## Written problem
Identify each line in the records below that contains the word "image", and copy it.

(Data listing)
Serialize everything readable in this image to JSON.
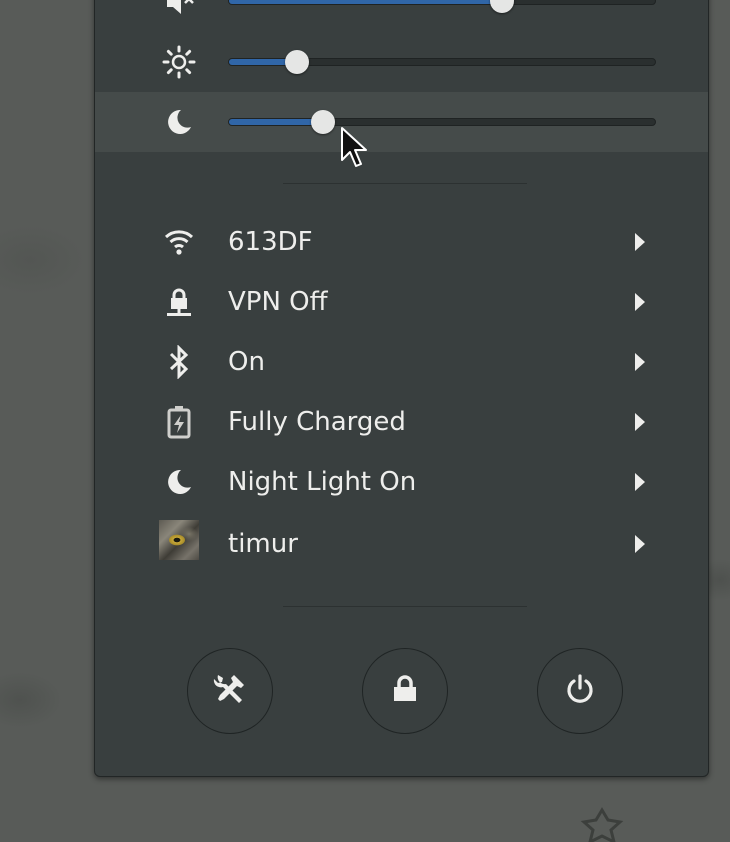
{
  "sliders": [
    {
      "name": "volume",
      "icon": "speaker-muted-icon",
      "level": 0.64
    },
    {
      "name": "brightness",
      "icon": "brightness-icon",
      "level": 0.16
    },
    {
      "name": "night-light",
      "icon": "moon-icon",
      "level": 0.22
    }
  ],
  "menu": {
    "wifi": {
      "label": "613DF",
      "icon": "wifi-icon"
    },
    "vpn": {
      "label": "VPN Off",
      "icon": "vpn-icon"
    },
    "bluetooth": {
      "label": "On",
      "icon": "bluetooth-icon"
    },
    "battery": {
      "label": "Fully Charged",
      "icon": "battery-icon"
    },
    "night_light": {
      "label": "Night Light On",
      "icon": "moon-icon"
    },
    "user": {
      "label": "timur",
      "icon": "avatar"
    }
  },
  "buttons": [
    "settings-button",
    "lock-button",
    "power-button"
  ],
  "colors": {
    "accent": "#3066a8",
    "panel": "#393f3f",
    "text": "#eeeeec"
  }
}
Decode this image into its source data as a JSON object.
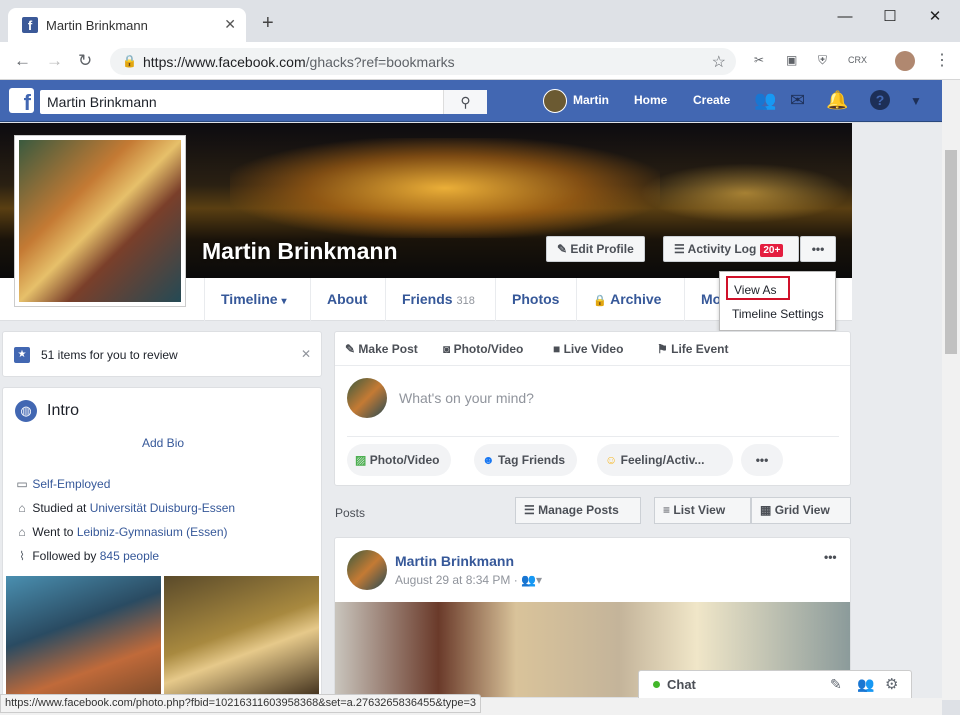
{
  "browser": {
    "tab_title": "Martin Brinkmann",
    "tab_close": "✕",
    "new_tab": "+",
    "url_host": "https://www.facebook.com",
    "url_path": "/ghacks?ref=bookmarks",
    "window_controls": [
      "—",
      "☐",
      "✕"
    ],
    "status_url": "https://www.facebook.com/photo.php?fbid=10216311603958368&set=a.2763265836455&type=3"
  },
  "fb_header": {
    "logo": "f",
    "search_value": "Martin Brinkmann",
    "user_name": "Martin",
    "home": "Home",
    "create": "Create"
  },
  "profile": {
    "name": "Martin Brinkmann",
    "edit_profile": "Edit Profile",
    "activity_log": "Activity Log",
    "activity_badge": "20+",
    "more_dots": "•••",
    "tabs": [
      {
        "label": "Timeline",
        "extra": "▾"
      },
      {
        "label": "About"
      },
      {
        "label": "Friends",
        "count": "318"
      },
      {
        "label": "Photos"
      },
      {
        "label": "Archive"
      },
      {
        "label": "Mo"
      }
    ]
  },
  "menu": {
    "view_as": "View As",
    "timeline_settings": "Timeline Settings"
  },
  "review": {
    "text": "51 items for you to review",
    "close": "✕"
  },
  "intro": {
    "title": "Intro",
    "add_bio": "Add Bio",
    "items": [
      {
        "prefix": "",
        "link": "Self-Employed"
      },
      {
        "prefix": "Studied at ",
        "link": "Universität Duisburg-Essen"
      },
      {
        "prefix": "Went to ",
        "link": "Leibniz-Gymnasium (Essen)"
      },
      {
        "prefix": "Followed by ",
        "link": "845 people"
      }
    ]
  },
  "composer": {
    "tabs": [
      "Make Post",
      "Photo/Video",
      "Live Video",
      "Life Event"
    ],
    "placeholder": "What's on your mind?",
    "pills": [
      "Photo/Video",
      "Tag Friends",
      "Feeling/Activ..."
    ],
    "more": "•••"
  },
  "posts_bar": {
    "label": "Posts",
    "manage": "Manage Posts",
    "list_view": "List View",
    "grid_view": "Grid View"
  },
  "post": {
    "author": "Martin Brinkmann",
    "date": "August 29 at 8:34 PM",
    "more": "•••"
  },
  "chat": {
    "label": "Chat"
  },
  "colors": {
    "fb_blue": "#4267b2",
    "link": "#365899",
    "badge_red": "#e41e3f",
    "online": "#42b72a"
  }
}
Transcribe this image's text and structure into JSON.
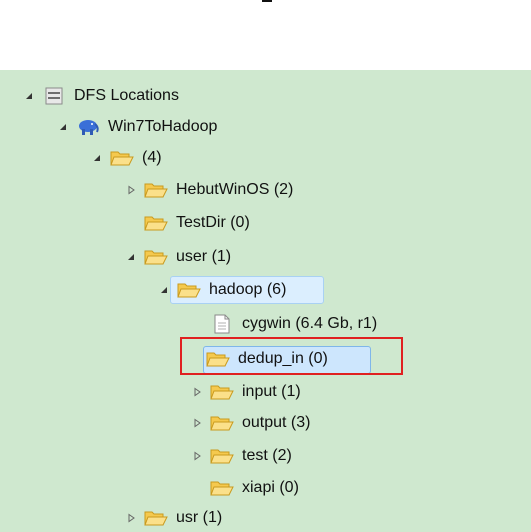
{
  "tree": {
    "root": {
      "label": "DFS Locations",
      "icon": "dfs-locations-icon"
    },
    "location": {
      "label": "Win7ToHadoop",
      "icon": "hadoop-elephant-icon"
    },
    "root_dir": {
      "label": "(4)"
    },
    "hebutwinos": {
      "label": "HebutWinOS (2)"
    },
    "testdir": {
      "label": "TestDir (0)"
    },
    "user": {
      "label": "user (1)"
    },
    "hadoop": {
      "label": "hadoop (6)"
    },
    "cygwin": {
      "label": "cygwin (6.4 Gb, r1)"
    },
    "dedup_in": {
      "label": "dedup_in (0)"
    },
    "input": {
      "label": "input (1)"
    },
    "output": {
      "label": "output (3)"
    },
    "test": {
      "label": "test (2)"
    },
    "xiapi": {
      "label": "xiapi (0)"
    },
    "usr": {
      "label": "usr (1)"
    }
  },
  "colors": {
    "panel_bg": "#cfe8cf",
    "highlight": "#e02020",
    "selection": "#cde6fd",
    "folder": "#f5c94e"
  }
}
---
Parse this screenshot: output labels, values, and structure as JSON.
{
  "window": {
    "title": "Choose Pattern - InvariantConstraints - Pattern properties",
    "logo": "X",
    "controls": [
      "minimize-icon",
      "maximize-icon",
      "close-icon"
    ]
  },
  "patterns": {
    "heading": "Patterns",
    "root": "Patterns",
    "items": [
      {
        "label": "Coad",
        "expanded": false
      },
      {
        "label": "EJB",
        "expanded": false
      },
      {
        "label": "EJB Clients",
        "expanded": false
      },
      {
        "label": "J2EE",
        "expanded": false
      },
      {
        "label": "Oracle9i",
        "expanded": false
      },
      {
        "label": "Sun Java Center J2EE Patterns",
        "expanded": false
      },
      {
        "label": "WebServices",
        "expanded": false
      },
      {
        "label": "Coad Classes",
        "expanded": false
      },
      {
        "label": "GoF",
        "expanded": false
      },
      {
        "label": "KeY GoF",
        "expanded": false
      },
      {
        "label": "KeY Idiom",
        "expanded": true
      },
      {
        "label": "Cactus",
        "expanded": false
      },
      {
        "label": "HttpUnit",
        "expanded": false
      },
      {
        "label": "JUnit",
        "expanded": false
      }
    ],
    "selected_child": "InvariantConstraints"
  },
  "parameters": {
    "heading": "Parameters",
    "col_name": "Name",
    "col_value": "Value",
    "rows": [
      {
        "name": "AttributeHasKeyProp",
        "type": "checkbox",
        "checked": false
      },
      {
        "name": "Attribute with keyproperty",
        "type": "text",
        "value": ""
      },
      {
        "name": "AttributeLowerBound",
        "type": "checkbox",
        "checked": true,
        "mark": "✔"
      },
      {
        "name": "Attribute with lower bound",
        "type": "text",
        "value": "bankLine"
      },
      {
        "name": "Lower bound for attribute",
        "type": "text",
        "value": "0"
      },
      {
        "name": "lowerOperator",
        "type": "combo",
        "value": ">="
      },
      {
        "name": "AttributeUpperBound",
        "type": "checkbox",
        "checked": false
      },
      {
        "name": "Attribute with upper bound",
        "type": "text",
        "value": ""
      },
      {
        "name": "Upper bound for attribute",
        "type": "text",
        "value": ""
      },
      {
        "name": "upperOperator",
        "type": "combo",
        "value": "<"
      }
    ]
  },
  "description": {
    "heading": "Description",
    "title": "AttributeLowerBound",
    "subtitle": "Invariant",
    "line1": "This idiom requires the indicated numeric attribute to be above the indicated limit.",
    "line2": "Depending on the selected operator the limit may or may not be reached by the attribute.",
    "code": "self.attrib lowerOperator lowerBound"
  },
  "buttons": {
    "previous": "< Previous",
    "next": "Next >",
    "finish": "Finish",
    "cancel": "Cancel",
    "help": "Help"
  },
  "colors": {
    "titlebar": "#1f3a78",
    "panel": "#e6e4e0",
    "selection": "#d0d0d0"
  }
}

## Answer in full
Serialize everything readable in this image to JSON.
Decode this image into its source data as a JSON object.
Transcribe this image's text and structure into JSON.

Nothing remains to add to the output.